** Start Dataset records **

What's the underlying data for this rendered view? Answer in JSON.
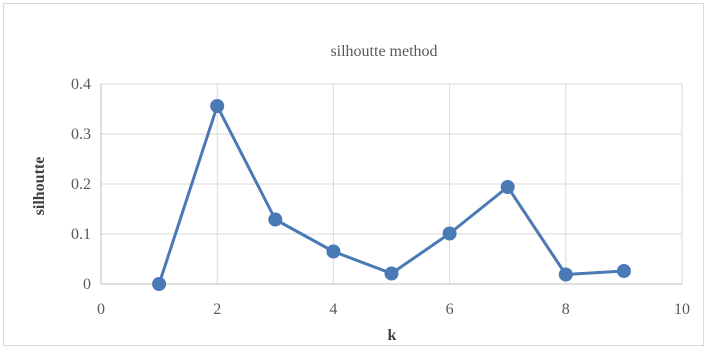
{
  "chart_data": {
    "type": "scatter",
    "title": "silhoutte method",
    "xlabel": "k",
    "ylabel": "silhoutte",
    "xlim": [
      0,
      10
    ],
    "ylim": [
      0,
      0.4
    ],
    "xticks": [
      0,
      2,
      4,
      6,
      8,
      10
    ],
    "yticks": [
      0,
      0.1,
      0.2,
      0.3,
      0.4
    ],
    "xtick_labels": [
      "0",
      "2",
      "4",
      "6",
      "8",
      "10"
    ],
    "ytick_labels": [
      "0",
      "0.1",
      "0.2",
      "0.3",
      "0.4"
    ],
    "grid": "vertical and horizontal",
    "legend": "none",
    "series": [
      {
        "color": "#4a7ab5",
        "x": [
          1,
          2,
          3,
          4,
          5,
          6,
          7,
          8,
          9
        ],
        "y": [
          0.0,
          0.356,
          0.129,
          0.065,
          0.021,
          0.101,
          0.194,
          0.019,
          0.026
        ]
      }
    ]
  }
}
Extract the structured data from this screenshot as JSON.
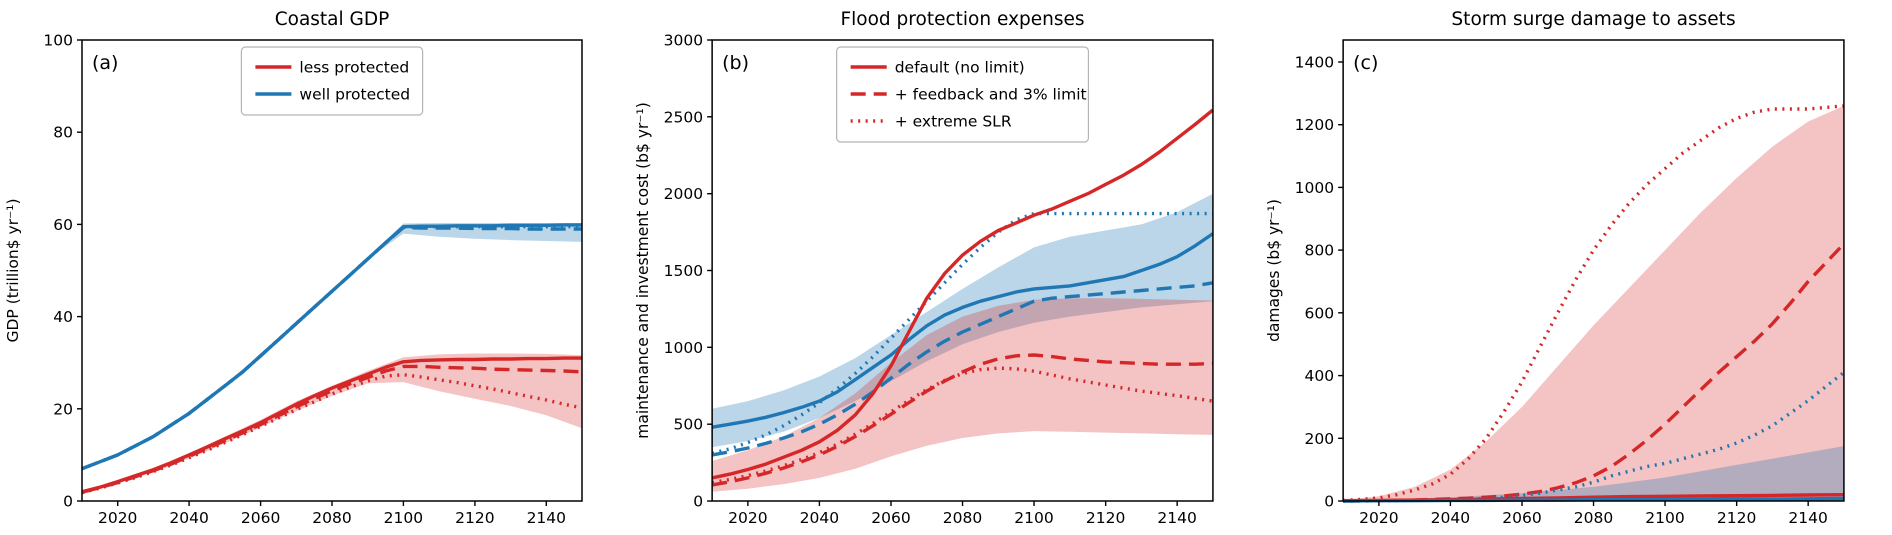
{
  "figure": {
    "background": "#ffffff"
  },
  "palette": {
    "red": "#d62728",
    "blue": "#1f77b4",
    "axis": "#000000",
    "legend_border": "#b5b5b5"
  },
  "chart_data": [
    {
      "type": "line",
      "panel_label": "(a)",
      "title": "Coastal GDP",
      "ylabel": "GDP (trillion$ yr⁻¹)",
      "xlabel": "",
      "xlim": [
        2010,
        2150
      ],
      "ylim": [
        0,
        100
      ],
      "xticks": [
        2020,
        2040,
        2060,
        2080,
        2100,
        2120,
        2140
      ],
      "yticks": [
        0,
        20,
        40,
        60,
        80,
        100
      ],
      "grid": false,
      "legend": {
        "loc": "upper center",
        "entries": [
          {
            "label": "less protected",
            "color": "red",
            "style": "solid"
          },
          {
            "label": "well protected",
            "color": "blue",
            "style": "solid"
          }
        ]
      },
      "bands": [
        {
          "name": "well-protected-range",
          "color": "blue",
          "opacity": 0.3,
          "x_start": 2010,
          "x_step": 10,
          "lower": [
            7,
            10,
            14,
            19,
            25,
            31.5,
            38.5,
            45.5,
            52.5,
            58,
            57.3,
            56.9,
            56.6,
            56.4,
            56.2
          ],
          "upper": [
            7.2,
            10.3,
            14.3,
            19.3,
            25.3,
            31.8,
            38.8,
            45.8,
            52.8,
            60.2,
            60.3,
            60.3,
            60.3,
            60.3,
            60.3
          ]
        },
        {
          "name": "less-protected-range",
          "color": "red",
          "opacity": 0.28,
          "x_start": 2010,
          "x_step": 10,
          "lower": [
            1.8,
            3.8,
            6.2,
            9.2,
            12.5,
            16,
            19.5,
            22.8,
            25.5,
            25.8,
            23.8,
            22.2,
            20.6,
            18.6,
            15.8
          ],
          "upper": [
            2.2,
            4.5,
            7.2,
            10.4,
            14,
            17.6,
            21.6,
            25,
            28.2,
            31.2,
            31.8,
            32,
            32,
            31.9,
            31.6
          ]
        }
      ],
      "series": [
        {
          "name": "well-protected-extreme-slr",
          "color": "blue",
          "style": "dotted",
          "x_start": 2010,
          "x_step": 5,
          "values": [
            7,
            8.5,
            10,
            12,
            14,
            16.5,
            19,
            22,
            25,
            28,
            31.5,
            35,
            38.5,
            42,
            45.5,
            49,
            52.5,
            56,
            59.4,
            59.5,
            59.5,
            59.5,
            59.5,
            59.5,
            59.5,
            59.5,
            59.5,
            59.5,
            59.5
          ]
        },
        {
          "name": "well-protected-feedback-limit",
          "color": "blue",
          "style": "dashed",
          "x_start": 2010,
          "x_step": 5,
          "values": [
            7,
            8.5,
            10,
            12,
            14,
            16.5,
            19,
            22,
            25,
            28,
            31.5,
            35,
            38.5,
            42,
            45.5,
            49,
            52.5,
            56,
            59.3,
            59.2,
            59.2,
            59.2,
            59.1,
            59.1,
            59.1,
            59.0,
            59.0,
            59.0,
            59.0
          ]
        },
        {
          "name": "less-protected-extreme-slr",
          "color": "red",
          "style": "dotted",
          "x_start": 2010,
          "x_step": 5,
          "values": [
            1.8,
            2.8,
            3.9,
            5.1,
            6.4,
            7.8,
            9.4,
            11,
            12.7,
            14.4,
            16.2,
            18,
            19.8,
            21.5,
            23.2,
            24.7,
            26,
            27.1,
            27.4,
            26.9,
            26.3,
            25.7,
            25,
            24.3,
            23.5,
            22.7,
            21.9,
            21,
            20.2
          ]
        },
        {
          "name": "less-protected-feedback-limit",
          "color": "red",
          "style": "dashed",
          "x_start": 2010,
          "x_step": 5,
          "values": [
            1.9,
            2.9,
            4,
            5.3,
            6.6,
            8,
            9.7,
            11.4,
            13.1,
            14.8,
            16.6,
            18.5,
            20.4,
            22.2,
            23.9,
            25.4,
            26.8,
            28.2,
            29.2,
            29.2,
            29,
            28.9,
            28.8,
            28.6,
            28.5,
            28.4,
            28.3,
            28.2,
            28
          ]
        },
        {
          "name": "well-protected-default",
          "color": "blue",
          "style": "solid",
          "x_start": 2010,
          "x_step": 5,
          "values": [
            7,
            8.5,
            10,
            12,
            14,
            16.5,
            19,
            22,
            25,
            28,
            31.5,
            35,
            38.5,
            42,
            45.5,
            49,
            52.5,
            56,
            59.5,
            59.6,
            59.6,
            59.7,
            59.7,
            59.7,
            59.8,
            59.8,
            59.8,
            59.9,
            59.9
          ]
        },
        {
          "name": "less-protected-default",
          "color": "red",
          "style": "solid",
          "x_start": 2010,
          "x_step": 5,
          "values": [
            2,
            3,
            4.2,
            5.5,
            6.8,
            8.3,
            10,
            11.7,
            13.5,
            15.2,
            17,
            19,
            21,
            22.8,
            24.5,
            26,
            27.5,
            29,
            30.2,
            30.5,
            30.6,
            30.7,
            30.7,
            30.8,
            30.8,
            30.9,
            30.9,
            31,
            31
          ]
        }
      ]
    },
    {
      "type": "line",
      "panel_label": "(b)",
      "title": "Flood protection expenses",
      "ylabel": "maintenance and investment cost (b$ yr⁻¹)",
      "xlabel": "",
      "xlim": [
        2010,
        2150
      ],
      "ylim": [
        0,
        3000
      ],
      "xticks": [
        2020,
        2040,
        2060,
        2080,
        2100,
        2120,
        2140
      ],
      "yticks": [
        0,
        500,
        1000,
        1500,
        2000,
        2500,
        3000
      ],
      "grid": false,
      "legend": {
        "loc": "upper center",
        "entries": [
          {
            "label": "default (no limit)",
            "color": "red",
            "style": "solid"
          },
          {
            "label": "+ feedback and 3% limit",
            "color": "red",
            "style": "dashed"
          },
          {
            "label": "+ extreme SLR",
            "color": "red",
            "style": "dotted"
          }
        ]
      },
      "bands": [
        {
          "name": "well-protected-cost-range",
          "color": "blue",
          "opacity": 0.3,
          "x_start": 2010,
          "x_step": 10,
          "lower": [
            350,
            390,
            450,
            540,
            650,
            780,
            910,
            1020,
            1100,
            1160,
            1200,
            1230,
            1260,
            1280,
            1300
          ],
          "upper": [
            600,
            650,
            720,
            810,
            930,
            1080,
            1230,
            1380,
            1520,
            1650,
            1720,
            1760,
            1800,
            1880,
            2000
          ]
        },
        {
          "name": "less-protected-cost-range",
          "color": "red",
          "opacity": 0.28,
          "x_start": 2010,
          "x_step": 10,
          "lower": [
            60,
            80,
            110,
            150,
            210,
            290,
            360,
            410,
            440,
            455,
            450,
            445,
            440,
            435,
            430
          ],
          "upper": [
            260,
            330,
            420,
            540,
            700,
            900,
            1080,
            1200,
            1270,
            1310,
            1320,
            1320,
            1315,
            1310,
            1305
          ]
        }
      ],
      "series": [
        {
          "name": "blue-extreme-slr",
          "color": "blue",
          "style": "dotted",
          "x_start": 2010,
          "x_step": 5,
          "values": [
            310,
            340,
            380,
            430,
            490,
            560,
            640,
            730,
            830,
            940,
            1060,
            1180,
            1300,
            1420,
            1540,
            1650,
            1750,
            1830,
            1870,
            1870,
            1870,
            1870,
            1870,
            1870,
            1870,
            1870,
            1870,
            1870,
            1870
          ]
        },
        {
          "name": "blue-feedback-limit",
          "color": "blue",
          "style": "dashed",
          "x_start": 2010,
          "x_step": 5,
          "values": [
            300,
            320,
            345,
            375,
            410,
            450,
            500,
            560,
            630,
            710,
            800,
            890,
            970,
            1040,
            1100,
            1150,
            1200,
            1250,
            1300,
            1320,
            1330,
            1340,
            1350,
            1360,
            1370,
            1380,
            1390,
            1400,
            1420
          ]
        },
        {
          "name": "red-extreme-slr",
          "color": "red",
          "style": "dotted",
          "x_start": 2010,
          "x_step": 5,
          "values": [
            120,
            140,
            165,
            195,
            230,
            270,
            315,
            370,
            435,
            505,
            580,
            655,
            725,
            785,
            830,
            855,
            865,
            860,
            845,
            820,
            795,
            775,
            755,
            735,
            715,
            700,
            685,
            668,
            650
          ]
        },
        {
          "name": "red-feedback-limit",
          "color": "red",
          "style": "dashed",
          "x_start": 2010,
          "x_step": 5,
          "values": [
            105,
            125,
            150,
            180,
            215,
            255,
            300,
            355,
            420,
            490,
            565,
            640,
            715,
            780,
            840,
            890,
            925,
            945,
            950,
            940,
            925,
            915,
            905,
            900,
            895,
            890,
            890,
            890,
            895
          ]
        },
        {
          "name": "blue-default",
          "color": "blue",
          "style": "solid",
          "x_start": 2010,
          "x_step": 5,
          "values": [
            480,
            500,
            520,
            545,
            575,
            610,
            650,
            710,
            790,
            870,
            950,
            1050,
            1140,
            1210,
            1260,
            1300,
            1330,
            1360,
            1380,
            1390,
            1400,
            1420,
            1440,
            1460,
            1500,
            1540,
            1590,
            1660,
            1740
          ]
        },
        {
          "name": "red-default",
          "color": "red",
          "style": "solid",
          "x_start": 2010,
          "x_step": 5,
          "values": [
            150,
            175,
            205,
            240,
            285,
            330,
            385,
            460,
            560,
            700,
            880,
            1100,
            1320,
            1480,
            1600,
            1690,
            1760,
            1810,
            1860,
            1900,
            1950,
            2000,
            2060,
            2120,
            2190,
            2270,
            2360,
            2450,
            2545
          ]
        }
      ]
    },
    {
      "type": "line",
      "panel_label": "(c)",
      "title": "Storm surge damage to assets",
      "ylabel": "damages (b$ yr⁻¹)",
      "xlabel": "",
      "xlim": [
        2010,
        2150
      ],
      "ylim": [
        0,
        1470
      ],
      "xticks": [
        2020,
        2040,
        2060,
        2080,
        2100,
        2120,
        2140
      ],
      "yticks": [
        0,
        200,
        400,
        600,
        800,
        1000,
        1200,
        1400
      ],
      "grid": false,
      "bands": [
        {
          "name": "less-protected-damage-range",
          "color": "red",
          "opacity": 0.28,
          "x_start": 2010,
          "x_step": 10,
          "lower": [
            0,
            0,
            0,
            0,
            0,
            0,
            0,
            0,
            0,
            0,
            0,
            0,
            0,
            0,
            0
          ],
          "upper": [
            3,
            15,
            45,
            100,
            190,
            300,
            430,
            560,
            680,
            800,
            920,
            1030,
            1130,
            1210,
            1260
          ]
        },
        {
          "name": "well-protected-damage-range",
          "color": "blue",
          "opacity": 0.3,
          "x_start": 2010,
          "x_step": 10,
          "lower": [
            0,
            0,
            0,
            0,
            0,
            0,
            0,
            0,
            0,
            0,
            0,
            0,
            0,
            0,
            0
          ],
          "upper": [
            2,
            5,
            8,
            12,
            18,
            25,
            35,
            45,
            60,
            75,
            95,
            115,
            135,
            155,
            175
          ]
        }
      ],
      "series": [
        {
          "name": "red-extreme-slr",
          "color": "red",
          "style": "dotted",
          "x_start": 2010,
          "x_step": 5,
          "values": [
            2,
            5,
            10,
            20,
            35,
            55,
            85,
            135,
            200,
            285,
            380,
            490,
            600,
            705,
            800,
            880,
            950,
            1010,
            1060,
            1110,
            1150,
            1190,
            1220,
            1240,
            1250,
            1250,
            1250,
            1255,
            1260
          ]
        },
        {
          "name": "red-feedback-limit",
          "color": "red",
          "style": "dashed",
          "x_start": 2010,
          "x_step": 5,
          "values": [
            0,
            0,
            1,
            2,
            3,
            5,
            7,
            9,
            12,
            16,
            22,
            30,
            42,
            58,
            80,
            110,
            150,
            195,
            245,
            300,
            355,
            410,
            460,
            510,
            565,
            630,
            700,
            760,
            820
          ]
        },
        {
          "name": "blue-extreme-slr",
          "color": "blue",
          "style": "dotted",
          "x_start": 2010,
          "x_step": 5,
          "values": [
            0,
            0,
            1,
            1,
            2,
            3,
            4,
            6,
            8,
            12,
            18,
            25,
            35,
            45,
            60,
            80,
            95,
            110,
            120,
            135,
            150,
            165,
            185,
            210,
            240,
            280,
            320,
            365,
            410
          ]
        },
        {
          "name": "red-default",
          "color": "red",
          "style": "solid",
          "x_start": 2010,
          "x_step": 10,
          "values": [
            1,
            2,
            3,
            4,
            6,
            8,
            10,
            12,
            14,
            15,
            16,
            17,
            18,
            19,
            20
          ]
        },
        {
          "name": "blue-default",
          "color": "blue",
          "style": "solid",
          "x_start": 2010,
          "x_step": 10,
          "values": [
            0,
            1,
            1,
            2,
            2,
            3,
            3,
            4,
            4,
            5,
            5,
            6,
            6,
            7,
            8
          ]
        }
      ]
    }
  ]
}
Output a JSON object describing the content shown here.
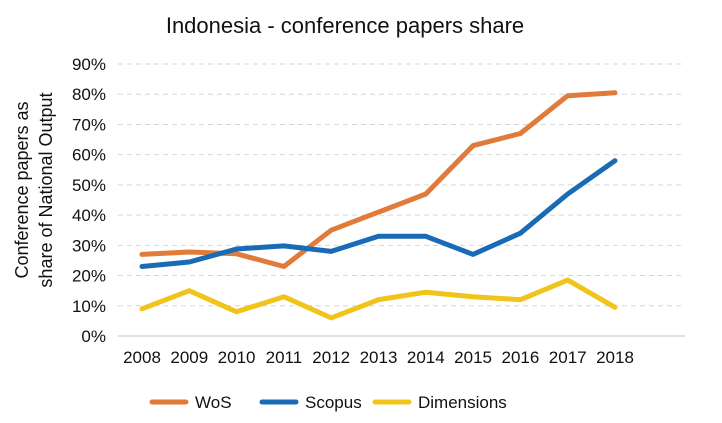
{
  "chart_data": {
    "type": "line",
    "title": "Indonesia - conference papers share",
    "ylabel_lines": [
      "Conference papers as",
      "share of National Output"
    ],
    "xlabel": "",
    "categories": [
      "2008",
      "2009",
      "2010",
      "2011",
      "2012",
      "2013",
      "2014",
      "2015",
      "2016",
      "2017",
      "2018"
    ],
    "y_ticks": [
      "0%",
      "10%",
      "20%",
      "30%",
      "40%",
      "50%",
      "60%",
      "70%",
      "80%",
      "90%"
    ],
    "ylim": [
      0,
      90
    ],
    "grid": "horizontal-dashed",
    "legend_position": "bottom",
    "series": [
      {
        "name": "WoS",
        "color": "#E07B39",
        "values": [
          27,
          27.8,
          27.2,
          23,
          35,
          41,
          47,
          63,
          67,
          79.5,
          80.5
        ]
      },
      {
        "name": "Scopus",
        "color": "#1A6BB5",
        "values": [
          23,
          24.5,
          28.8,
          29.8,
          28,
          33,
          33,
          27,
          34,
          47,
          58
        ]
      },
      {
        "name": "Dimensions",
        "color": "#F0C419",
        "values": [
          9,
          15,
          8,
          13,
          6,
          12,
          14.5,
          13,
          12,
          18.5,
          9.5
        ]
      }
    ]
  }
}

** End Dataset records **

■ Requirements
Gather up every line from the listing above in which the word "horizontal" occurs.

■ Written response
    "grid": "vertical and horizontal",
    "grid": "horizontal-dashed",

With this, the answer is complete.